# [Challenge]
Keep only the lines where "Formulaire" appears.

[Data records]
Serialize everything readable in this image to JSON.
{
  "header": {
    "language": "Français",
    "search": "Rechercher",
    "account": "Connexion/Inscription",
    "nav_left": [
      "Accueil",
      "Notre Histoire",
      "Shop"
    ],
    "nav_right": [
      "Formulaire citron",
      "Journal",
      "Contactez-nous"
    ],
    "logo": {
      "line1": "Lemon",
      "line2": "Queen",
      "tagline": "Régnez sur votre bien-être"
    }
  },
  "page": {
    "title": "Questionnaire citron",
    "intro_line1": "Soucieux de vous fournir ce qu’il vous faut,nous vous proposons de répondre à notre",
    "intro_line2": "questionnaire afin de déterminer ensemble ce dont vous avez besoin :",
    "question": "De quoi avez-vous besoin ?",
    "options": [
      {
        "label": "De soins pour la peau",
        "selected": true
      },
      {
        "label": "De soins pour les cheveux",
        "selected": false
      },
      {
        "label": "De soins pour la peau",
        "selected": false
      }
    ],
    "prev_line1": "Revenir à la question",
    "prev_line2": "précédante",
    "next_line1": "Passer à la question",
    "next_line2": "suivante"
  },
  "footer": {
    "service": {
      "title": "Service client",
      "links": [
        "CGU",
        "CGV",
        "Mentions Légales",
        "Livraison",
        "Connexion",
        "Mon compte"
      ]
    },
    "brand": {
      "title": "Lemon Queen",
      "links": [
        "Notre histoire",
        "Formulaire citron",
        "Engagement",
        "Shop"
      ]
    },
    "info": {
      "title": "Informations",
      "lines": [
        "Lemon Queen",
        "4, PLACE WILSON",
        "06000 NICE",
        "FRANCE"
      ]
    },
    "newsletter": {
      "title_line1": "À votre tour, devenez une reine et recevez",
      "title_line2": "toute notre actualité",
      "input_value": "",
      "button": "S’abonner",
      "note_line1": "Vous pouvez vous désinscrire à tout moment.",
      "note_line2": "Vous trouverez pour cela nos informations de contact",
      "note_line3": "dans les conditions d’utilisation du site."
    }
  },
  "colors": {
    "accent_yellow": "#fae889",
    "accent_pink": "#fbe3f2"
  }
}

# [Exercise response]
      "Formulaire citron",
        "Formulaire citron",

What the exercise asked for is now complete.